» Task prompt
Transcribe only the stretch of lines that opens with the line containing "Output the text content of this document." and closes with the last line of the listing, skipping pictures.

» Information given
----------
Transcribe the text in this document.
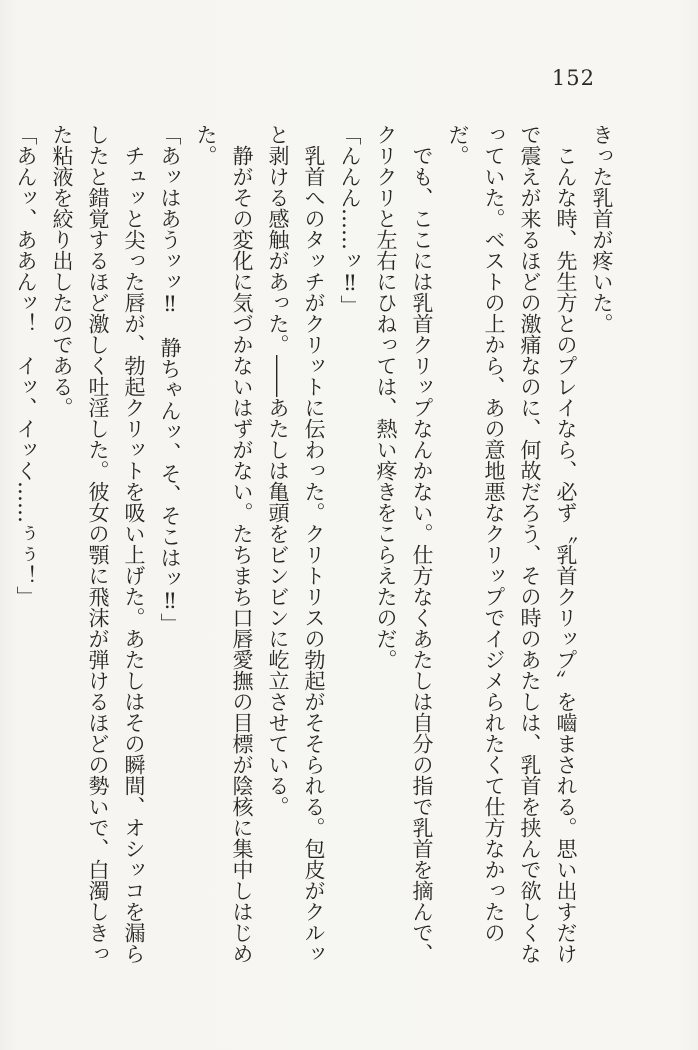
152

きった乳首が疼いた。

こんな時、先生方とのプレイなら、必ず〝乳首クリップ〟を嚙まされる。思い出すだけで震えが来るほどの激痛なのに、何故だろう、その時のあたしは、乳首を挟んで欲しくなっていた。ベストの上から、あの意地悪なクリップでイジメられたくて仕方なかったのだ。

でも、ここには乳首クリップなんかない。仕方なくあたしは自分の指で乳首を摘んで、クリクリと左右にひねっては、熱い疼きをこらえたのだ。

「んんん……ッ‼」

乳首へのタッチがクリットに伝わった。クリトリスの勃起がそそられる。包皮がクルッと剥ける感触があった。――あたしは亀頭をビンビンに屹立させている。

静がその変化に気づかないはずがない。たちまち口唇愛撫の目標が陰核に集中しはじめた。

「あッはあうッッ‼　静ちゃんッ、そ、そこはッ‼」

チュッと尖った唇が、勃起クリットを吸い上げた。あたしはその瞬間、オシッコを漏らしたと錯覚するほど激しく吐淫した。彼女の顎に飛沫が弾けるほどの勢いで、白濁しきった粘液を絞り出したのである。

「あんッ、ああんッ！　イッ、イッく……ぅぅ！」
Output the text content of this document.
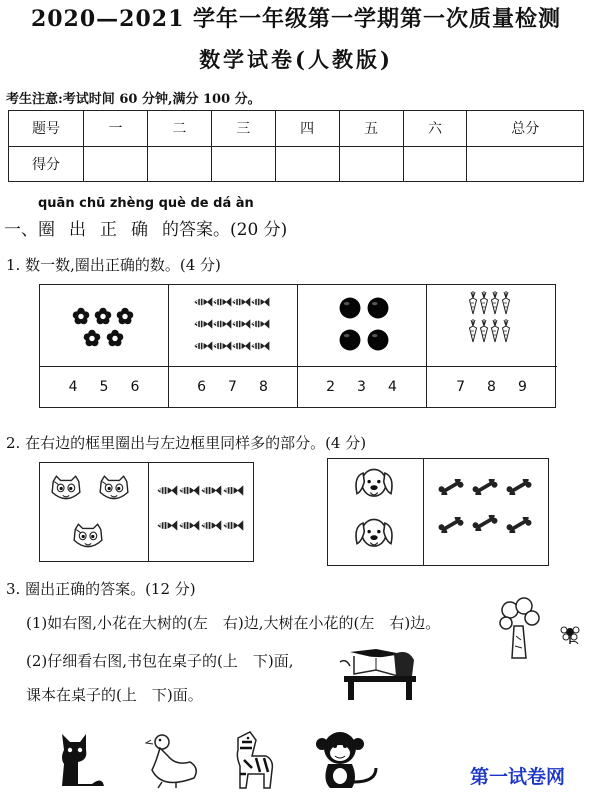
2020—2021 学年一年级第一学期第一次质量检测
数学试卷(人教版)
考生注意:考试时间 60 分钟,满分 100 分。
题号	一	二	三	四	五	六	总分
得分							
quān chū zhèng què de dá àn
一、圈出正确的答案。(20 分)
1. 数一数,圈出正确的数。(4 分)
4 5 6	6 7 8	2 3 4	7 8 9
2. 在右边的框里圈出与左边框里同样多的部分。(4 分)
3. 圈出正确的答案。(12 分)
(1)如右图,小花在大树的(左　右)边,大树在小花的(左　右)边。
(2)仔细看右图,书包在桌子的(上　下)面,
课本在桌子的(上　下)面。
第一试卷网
----------
» Answer to the task
Output the text content of this document.
2020—2021 学年一年级第一学期第一次质量检测
数学试卷(人教版)
考生注意:考试时间 60 分钟,满分 100 分。
题号	一	二	三	四	五	六	总分
得分							
quān chū zhèng què de dá àn
一、圈出正确的答案。(20 分)
1. 数一数,圈出正确的数。(4 分)
4 5 6	6 7 8	2 3 4	7 8 9
2. 在右边的框里圈出与左边框里同样多的部分。(4 分)
3. 圈出正确的答案。(12 分)
(1)如右图,小花在大树的(左　右)边,大树在小花的(左　右)边。
(2)仔细看右图,书包在桌子的(上　下)面,
课本在桌子的(上　下)面。
第一试卷网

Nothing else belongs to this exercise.